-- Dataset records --
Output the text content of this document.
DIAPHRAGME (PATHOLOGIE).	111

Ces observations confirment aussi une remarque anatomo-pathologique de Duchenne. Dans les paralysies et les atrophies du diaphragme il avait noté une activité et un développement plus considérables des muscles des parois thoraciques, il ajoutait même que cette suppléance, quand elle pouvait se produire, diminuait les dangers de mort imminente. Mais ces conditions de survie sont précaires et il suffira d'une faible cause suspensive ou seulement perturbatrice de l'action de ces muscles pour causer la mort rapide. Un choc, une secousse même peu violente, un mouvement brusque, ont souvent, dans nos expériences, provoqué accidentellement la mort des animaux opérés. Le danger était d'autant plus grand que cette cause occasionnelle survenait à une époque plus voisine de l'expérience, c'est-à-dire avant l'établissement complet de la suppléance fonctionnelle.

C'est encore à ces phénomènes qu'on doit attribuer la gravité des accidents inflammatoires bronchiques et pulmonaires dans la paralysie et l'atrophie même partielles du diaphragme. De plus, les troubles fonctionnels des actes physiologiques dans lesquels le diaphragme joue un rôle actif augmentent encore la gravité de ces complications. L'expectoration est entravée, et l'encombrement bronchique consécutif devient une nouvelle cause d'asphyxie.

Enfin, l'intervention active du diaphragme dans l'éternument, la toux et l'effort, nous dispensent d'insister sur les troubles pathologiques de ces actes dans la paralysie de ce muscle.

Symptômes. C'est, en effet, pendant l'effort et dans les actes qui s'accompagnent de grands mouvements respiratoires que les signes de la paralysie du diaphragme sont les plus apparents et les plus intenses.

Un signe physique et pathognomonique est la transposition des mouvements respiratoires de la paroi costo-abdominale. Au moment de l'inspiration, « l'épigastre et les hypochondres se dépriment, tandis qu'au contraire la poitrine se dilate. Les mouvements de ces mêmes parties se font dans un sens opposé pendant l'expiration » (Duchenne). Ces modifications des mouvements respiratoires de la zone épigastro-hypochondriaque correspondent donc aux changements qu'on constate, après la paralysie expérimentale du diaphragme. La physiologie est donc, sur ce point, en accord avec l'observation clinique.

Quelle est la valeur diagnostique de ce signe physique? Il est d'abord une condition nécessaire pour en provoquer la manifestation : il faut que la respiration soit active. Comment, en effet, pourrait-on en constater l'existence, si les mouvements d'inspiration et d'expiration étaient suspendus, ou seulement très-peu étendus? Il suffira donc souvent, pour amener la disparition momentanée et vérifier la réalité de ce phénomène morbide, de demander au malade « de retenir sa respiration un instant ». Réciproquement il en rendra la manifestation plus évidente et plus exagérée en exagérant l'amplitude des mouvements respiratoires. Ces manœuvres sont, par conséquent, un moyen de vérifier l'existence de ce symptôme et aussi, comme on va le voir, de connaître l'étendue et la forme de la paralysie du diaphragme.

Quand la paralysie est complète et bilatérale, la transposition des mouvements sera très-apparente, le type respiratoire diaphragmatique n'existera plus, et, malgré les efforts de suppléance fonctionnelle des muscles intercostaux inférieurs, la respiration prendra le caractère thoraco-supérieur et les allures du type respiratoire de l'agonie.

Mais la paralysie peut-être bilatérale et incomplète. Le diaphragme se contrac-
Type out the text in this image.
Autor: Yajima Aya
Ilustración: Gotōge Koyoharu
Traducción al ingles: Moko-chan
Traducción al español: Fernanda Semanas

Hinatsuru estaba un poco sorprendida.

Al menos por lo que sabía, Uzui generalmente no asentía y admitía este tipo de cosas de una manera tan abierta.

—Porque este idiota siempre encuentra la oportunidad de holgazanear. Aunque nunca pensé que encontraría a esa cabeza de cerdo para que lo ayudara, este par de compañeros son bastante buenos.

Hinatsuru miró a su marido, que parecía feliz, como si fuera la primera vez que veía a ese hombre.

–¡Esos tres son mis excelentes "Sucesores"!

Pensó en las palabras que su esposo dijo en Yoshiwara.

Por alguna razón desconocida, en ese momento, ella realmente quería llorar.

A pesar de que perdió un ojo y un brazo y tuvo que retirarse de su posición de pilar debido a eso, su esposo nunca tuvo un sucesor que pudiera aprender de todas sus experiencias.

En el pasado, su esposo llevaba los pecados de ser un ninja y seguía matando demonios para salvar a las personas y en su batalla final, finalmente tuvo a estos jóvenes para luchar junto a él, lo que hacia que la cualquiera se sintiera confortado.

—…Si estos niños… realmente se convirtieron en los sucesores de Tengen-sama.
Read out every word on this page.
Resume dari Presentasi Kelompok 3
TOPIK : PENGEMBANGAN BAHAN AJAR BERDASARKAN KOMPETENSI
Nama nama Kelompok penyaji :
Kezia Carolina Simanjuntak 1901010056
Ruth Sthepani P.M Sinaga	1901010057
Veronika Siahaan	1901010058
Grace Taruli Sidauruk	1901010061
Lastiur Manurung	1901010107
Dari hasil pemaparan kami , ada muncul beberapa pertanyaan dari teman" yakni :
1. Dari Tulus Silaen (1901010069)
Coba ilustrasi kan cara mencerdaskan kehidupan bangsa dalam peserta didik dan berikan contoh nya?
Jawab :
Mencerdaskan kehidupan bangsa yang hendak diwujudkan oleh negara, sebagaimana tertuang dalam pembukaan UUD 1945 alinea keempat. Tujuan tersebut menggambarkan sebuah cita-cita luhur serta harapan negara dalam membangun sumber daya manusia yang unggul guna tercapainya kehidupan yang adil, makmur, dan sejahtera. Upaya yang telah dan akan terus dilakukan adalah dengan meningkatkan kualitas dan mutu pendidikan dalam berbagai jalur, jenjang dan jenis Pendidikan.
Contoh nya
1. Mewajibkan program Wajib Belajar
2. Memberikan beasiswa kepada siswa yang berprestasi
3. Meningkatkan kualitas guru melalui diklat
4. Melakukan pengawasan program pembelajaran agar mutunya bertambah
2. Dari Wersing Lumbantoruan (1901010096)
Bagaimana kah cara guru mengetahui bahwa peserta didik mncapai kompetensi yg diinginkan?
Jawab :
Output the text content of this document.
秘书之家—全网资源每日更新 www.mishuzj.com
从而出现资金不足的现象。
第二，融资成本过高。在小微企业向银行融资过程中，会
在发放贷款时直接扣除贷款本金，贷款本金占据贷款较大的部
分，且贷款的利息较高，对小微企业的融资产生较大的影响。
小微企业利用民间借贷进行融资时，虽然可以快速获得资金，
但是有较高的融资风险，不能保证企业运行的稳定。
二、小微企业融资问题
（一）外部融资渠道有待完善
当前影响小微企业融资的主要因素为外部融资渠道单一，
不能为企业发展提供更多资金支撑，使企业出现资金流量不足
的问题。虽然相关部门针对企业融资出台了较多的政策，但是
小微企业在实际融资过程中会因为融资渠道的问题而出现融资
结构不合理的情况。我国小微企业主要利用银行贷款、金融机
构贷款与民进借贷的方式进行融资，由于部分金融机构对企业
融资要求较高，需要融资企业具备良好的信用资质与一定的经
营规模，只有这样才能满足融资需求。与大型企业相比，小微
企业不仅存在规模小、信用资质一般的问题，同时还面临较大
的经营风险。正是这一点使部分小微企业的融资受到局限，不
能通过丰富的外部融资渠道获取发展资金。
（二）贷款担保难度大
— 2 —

-- INSTRUCTIONS FOR THE TASK --
Reproduce the data, keeping every line exactly the same.

-- SOLUTION --
Output the text content of this document.
DIAPHRAGME (PATHOLOGIE).	111

Ces observations confirment aussi une remarque anatomo-pathologique de Duchenne. Dans les paralysies et les atrophies du diaphragme il avait noté une activité et un développement plus considérables des muscles des parois thoraciques, il ajoutait même que cette suppléance, quand elle pouvait se produire, diminuait les dangers de mort imminente. Mais ces conditions de survie sont précaires et il suffira d'une faible cause suspensive ou seulement perturbatrice de l'action de ces muscles pour causer la mort rapide. Un choc, une secousse même peu violente, un mouvement brusque, ont souvent, dans nos expériences, provoqué accidentellement la mort des animaux opérés. Le danger était d'autant plus grand que cette cause occasionnelle survenait à une époque plus voisine de l'expérience, c'est-à-dire avant l'établissement complet de la suppléance fonctionnelle.

C'est encore à ces phénomènes qu'on doit attribuer la gravité des accidents inflammatoires bronchiques et pulmonaires dans la paralysie et l'atrophie même partielles du diaphragme. De plus, les troubles fonctionnels des actes physiologiques dans lesquels le diaphragme joue un rôle actif augmentent encore la gravité de ces complications. L'expectoration est entravée, et l'encombrement bronchique consécutif devient une nouvelle cause d'asphyxie.

Enfin, l'intervention active du diaphragme dans l'éternument, la toux et l'effort, nous dispensent d'insister sur les troubles pathologiques de ces actes dans la paralysie de ce muscle.

Symptômes. C'est, en effet, pendant l'effort et dans les actes qui s'accompagnent de grands mouvements respiratoires que les signes de la paralysie du diaphragme sont les plus apparents et les plus intenses.

Un signe physique et pathognomonique est la transposition des mouvements respiratoires de la paroi costo-abdominale. Au moment de l'inspiration, « l'épigastre et les hypochondres se dépriment, tandis qu'au contraire la poitrine se dilate. Les mouvements de ces mêmes parties se font dans un sens opposé pendant l'expiration » (Duchenne). Ces modifications des mouvements respiratoires de la zone épigastro-hypochondriaque correspondent donc aux changements qu'on constate, après la paralysie expérimentale du diaphragme. La physiologie est donc, sur ce point, en accord avec l'observation clinique.

Quelle est la valeur diagnostique de ce signe physique? Il est d'abord une condition nécessaire pour en provoquer la manifestation : il faut que la respiration soit active. Comment, en effet, pourrait-on en constater l'existence, si les mouvements d'inspiration et d'expiration étaient suspendus, ou seulement très-peu étendus? Il suffira donc souvent, pour amener la disparition momentanée et vérifier la réalité de ce phénomène morbide, de demander au malade « de retenir sa respiration un instant ». Réciproquement il en rendra la manifestation plus évidente et plus exagérée en exagérant l'amplitude des mouvements respiratoires. Ces manœuvres sont, par conséquent, un moyen de vérifier l'existence de ce symptôme et aussi, comme on va le voir, de connaître l'étendue et la forme de la paralysie du diaphragme.

Quand la paralysie est complète et bilatérale, la transposition des mouvements sera très-apparente, le type respiratoire diaphragmatique n'existera plus, et, malgré les efforts de suppléance fonctionnelle des muscles intercostaux inférieurs, la respiration prendra le caractère thoraco-supérieur et les allures du type respiratoire de l'agonie.

Mais la paralysie peut-être bilatérale et incomplète. Le diaphragme se contrac-
Type out the text in this image.
Autor: Yajima Aya
Ilustración: Gotōge Koyoharu
Traducción al ingles: Moko-chan
Traducción al español: Fernanda Semanas

Hinatsuru estaba un poco sorprendida.

Al menos por lo que sabía, Uzui generalmente no asentía y admitía este tipo de cosas de una manera tan abierta.

—Porque este idiota siempre encuentra la oportunidad de holgazanear. Aunque nunca pensé que encontraría a esa cabeza de cerdo para que lo ayudara, este par de compañeros son bastante buenos.

Hinatsuru miró a su marido, que parecía feliz, como si fuera la primera vez que veía a ese hombre.

–¡Esos tres son mis excelentes "Sucesores"!

Pensó en las palabras que su esposo dijo en Yoshiwara.

Por alguna razón desconocida, en ese momento, ella realmente quería llorar.

A pesar de que perdió un ojo y un brazo y tuvo que retirarse de su posición de pilar debido a eso, su esposo nunca tuvo un sucesor que pudiera aprender de todas sus experiencias.

En el pasado, su esposo llevaba los pecados de ser un ninja y seguía matando demonios para salvar a las personas y en su batalla final, finalmente tuvo a estos jóvenes para luchar junto a él, lo que hacia que la cualquiera se sintiera confortado.

—…Si estos niños… realmente se convirtieron en los sucesores de Tengen-sama.
Read out every word on this page.
Resume dari Presentasi Kelompok 3
TOPIK : PENGEMBANGAN BAHAN AJAR BERDASARKAN KOMPETENSI
Nama nama Kelompok penyaji :
Kezia Carolina Simanjuntak 1901010056
Ruth Sthepani P.M Sinaga	1901010057
Veronika Siahaan	1901010058
Grace Taruli Sidauruk	1901010061
Lastiur Manurung	1901010107
Dari hasil pemaparan kami , ada muncul beberapa pertanyaan dari teman" yakni :
1. Dari Tulus Silaen (1901010069)
Coba ilustrasi kan cara mencerdaskan kehidupan bangsa dalam peserta didik dan berikan contoh nya?
Jawab :
Mencerdaskan kehidupan bangsa yang hendak diwujudkan oleh negara, sebagaimana tertuang dalam pembukaan UUD 1945 alinea keempat. Tujuan tersebut menggambarkan sebuah cita-cita luhur serta harapan negara dalam membangun sumber daya manusia yang unggul guna tercapainya kehidupan yang adil, makmur, dan sejahtera. Upaya yang telah dan akan terus dilakukan adalah dengan meningkatkan kualitas dan mutu pendidikan dalam berbagai jalur, jenjang dan jenis Pendidikan.
Contoh nya
1. Mewajibkan program Wajib Belajar
2. Memberikan beasiswa kepada siswa yang berprestasi
3. Meningkatkan kualitas guru melalui diklat
4. Melakukan pengawasan program pembelajaran agar mutunya bertambah
2. Dari Wersing Lumbantoruan (1901010096)
Bagaimana kah cara guru mengetahui bahwa peserta didik mncapai kompetensi yg diinginkan?
Jawab :
Output the text content of this document.
秘书之家—全网资源每日更新 www.mishuzj.com
从而出现资金不足的现象。
第二，融资成本过高。在小微企业向银行融资过程中，会
在发放贷款时直接扣除贷款本金，贷款本金占据贷款较大的部
分，且贷款的利息较高，对小微企业的融资产生较大的影响。
小微企业利用民间借贷进行融资时，虽然可以快速获得资金，
但是有较高的融资风险，不能保证企业运行的稳定。
二、小微企业融资问题
（一）外部融资渠道有待完善
当前影响小微企业融资的主要因素为外部融资渠道单一，
不能为企业发展提供更多资金支撑，使企业出现资金流量不足
的问题。虽然相关部门针对企业融资出台了较多的政策，但是
小微企业在实际融资过程中会因为融资渠道的问题而出现融资
结构不合理的情况。我国小微企业主要利用银行贷款、金融机
构贷款与民进借贷的方式进行融资，由于部分金融机构对企业
融资要求较高，需要融资企业具备良好的信用资质与一定的经
营规模，只有这样才能满足融资需求。与大型企业相比，小微
企业不仅存在规模小、信用资质一般的问题，同时还面临较大
的经营风险。正是这一点使部分小微企业的融资受到局限，不
能通过丰富的外部融资渠道获取发展资金。
（二）贷款担保难度大
— 2 —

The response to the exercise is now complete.